### SET OF TASKS
1. In the news report below about a Tennessee murder case, translate this sentence into Spanish: "John Daniel Carothers, 53, stands accused in the March murder of 40-year-old Robert Miller at a house in Murfreesboro."
2. Reproduce word for word the passage of the news report below starting at "Its twisted theology" and ending at "since the 1980s.".

--- DOCUMENT EXCERPT Enclosed Below ---

A white man accused of burning a black man alive in Tennessee earlier this year subscribed to a racist and anti-Semitic ideology known as Christian Identity.

John Daniel Carothers, 53, stands accused in the March murder of 40-year-old Robert Miller at a house in Murfreesboro. Prosecutors said in court this month that authorities had recently intercepted a jailhouse letter Carothers wrote and sent to a white supremacist group. In the letter, Carothers confessed to the grisly murder and expressed white supremacist views, according to the prosecutors.

“To my brothers and sisters in Jesus Christ our savior and Lord, My name is John D. Carothers and I believe the Bible is about white people and for white people,” the handwritten letter said. “I am in Rutherford County jail for burning a black man. I set him on fire with lighter fluid poured on his head.”

Carla Hill, a senior investigative researcher at the Center on Extremism at the Anti-Defamation League, made a statement that the letter was addressed to Kingdom Identity Ministries in Harrison, Akansas — the country’s largest publisher of Christian Identity propaganda. Adherents of the Christian Identity movement believe white Europeans are the true Israelites; that Jews are the spawn of Satan; and that non-whites are sub-human “mud people.”

Its twisted theology has been embraced by many white supremacist groups, and Christian Identity followers have been connected to multiple murders, shootings and bombings since the 1980s.

--- End of Enclosed DOCUMENT EXCERPT ---
--- ENTRIES SHOWN Enclosed Below ---

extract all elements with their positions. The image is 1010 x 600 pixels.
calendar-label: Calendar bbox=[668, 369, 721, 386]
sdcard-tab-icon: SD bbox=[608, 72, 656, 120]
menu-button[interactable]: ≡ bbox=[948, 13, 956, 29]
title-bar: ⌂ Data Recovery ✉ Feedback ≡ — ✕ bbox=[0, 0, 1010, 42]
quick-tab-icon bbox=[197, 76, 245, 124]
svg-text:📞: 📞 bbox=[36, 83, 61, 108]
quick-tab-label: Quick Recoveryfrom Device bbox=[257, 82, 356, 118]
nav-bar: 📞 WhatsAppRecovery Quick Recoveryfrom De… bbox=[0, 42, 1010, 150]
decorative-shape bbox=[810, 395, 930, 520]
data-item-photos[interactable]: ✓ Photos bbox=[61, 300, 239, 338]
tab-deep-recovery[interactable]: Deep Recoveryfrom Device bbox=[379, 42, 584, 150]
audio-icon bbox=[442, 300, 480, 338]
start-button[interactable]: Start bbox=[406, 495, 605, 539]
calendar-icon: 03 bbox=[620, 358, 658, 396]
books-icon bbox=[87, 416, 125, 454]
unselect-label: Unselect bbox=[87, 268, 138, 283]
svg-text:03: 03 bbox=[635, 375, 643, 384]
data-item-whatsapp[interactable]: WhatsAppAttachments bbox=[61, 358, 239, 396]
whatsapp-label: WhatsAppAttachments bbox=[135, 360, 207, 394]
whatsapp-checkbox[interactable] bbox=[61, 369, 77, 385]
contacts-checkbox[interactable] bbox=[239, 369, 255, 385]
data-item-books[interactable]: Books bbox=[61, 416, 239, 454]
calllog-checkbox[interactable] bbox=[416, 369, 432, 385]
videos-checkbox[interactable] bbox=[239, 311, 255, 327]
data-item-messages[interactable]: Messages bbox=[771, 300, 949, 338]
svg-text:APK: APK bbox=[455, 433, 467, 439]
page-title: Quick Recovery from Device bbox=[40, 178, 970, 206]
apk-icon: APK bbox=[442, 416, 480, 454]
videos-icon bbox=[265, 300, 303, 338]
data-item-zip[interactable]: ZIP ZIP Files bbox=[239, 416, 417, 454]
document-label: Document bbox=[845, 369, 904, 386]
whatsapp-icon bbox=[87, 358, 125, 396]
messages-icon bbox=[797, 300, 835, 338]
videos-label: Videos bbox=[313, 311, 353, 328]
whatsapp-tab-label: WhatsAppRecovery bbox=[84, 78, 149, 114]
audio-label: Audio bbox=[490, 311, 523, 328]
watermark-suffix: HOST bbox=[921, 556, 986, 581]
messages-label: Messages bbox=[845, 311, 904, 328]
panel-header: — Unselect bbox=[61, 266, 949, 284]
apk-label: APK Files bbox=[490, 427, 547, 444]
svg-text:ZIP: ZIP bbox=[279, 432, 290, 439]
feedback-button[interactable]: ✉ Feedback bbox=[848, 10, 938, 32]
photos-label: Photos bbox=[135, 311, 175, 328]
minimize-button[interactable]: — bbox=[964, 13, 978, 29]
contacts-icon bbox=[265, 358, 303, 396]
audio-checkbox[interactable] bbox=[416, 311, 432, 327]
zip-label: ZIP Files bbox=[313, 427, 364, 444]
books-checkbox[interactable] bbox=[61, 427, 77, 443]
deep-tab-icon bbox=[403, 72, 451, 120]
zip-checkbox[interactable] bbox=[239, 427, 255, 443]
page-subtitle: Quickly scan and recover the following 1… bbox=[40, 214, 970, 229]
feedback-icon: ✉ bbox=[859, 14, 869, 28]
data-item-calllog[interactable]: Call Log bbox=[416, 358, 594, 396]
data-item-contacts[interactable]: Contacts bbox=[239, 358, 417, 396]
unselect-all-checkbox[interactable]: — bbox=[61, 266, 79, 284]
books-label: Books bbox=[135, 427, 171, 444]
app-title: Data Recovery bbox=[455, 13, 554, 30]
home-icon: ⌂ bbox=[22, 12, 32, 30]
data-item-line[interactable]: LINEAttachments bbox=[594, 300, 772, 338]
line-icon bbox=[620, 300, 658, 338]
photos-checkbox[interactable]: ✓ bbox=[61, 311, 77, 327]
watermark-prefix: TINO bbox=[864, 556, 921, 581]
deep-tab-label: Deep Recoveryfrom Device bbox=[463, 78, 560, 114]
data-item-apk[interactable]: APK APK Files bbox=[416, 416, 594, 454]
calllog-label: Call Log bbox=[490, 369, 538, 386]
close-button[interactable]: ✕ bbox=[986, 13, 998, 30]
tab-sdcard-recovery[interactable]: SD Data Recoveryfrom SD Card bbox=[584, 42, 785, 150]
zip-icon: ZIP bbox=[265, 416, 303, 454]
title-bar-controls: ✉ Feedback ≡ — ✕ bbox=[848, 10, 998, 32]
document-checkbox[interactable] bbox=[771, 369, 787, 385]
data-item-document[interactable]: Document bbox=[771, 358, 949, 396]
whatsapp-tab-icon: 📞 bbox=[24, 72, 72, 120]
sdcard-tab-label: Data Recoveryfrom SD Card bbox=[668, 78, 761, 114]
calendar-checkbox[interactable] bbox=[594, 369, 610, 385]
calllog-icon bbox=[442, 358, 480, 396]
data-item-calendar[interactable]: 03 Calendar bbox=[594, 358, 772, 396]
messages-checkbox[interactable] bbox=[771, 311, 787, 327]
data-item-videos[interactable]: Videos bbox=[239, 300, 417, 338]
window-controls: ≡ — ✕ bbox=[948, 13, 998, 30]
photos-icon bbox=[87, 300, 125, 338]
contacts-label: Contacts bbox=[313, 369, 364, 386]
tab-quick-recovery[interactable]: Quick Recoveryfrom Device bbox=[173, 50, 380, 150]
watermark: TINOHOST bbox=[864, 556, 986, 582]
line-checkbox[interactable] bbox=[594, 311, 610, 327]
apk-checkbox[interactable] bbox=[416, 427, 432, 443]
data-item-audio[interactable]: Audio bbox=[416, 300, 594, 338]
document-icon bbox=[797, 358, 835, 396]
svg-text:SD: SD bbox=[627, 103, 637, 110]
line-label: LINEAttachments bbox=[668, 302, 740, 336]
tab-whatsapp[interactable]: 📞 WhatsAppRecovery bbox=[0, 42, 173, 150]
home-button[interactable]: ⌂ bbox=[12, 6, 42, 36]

--- End of Enclosed ENTRIES SHOWN ---

### SOLUTIONS TO THE PROBLEMS
1. John Daniel Carothers, de 53 años, está acusado del asesinato de Robert Miller, de 40 años, ocurrido en marzo en una casa de Murfreesboro.

2.
Its twisted theology has been embraced by many white supremacist groups, and Christian Identity followers have been connected to multiple murders, shootings and bombings since the 1980s.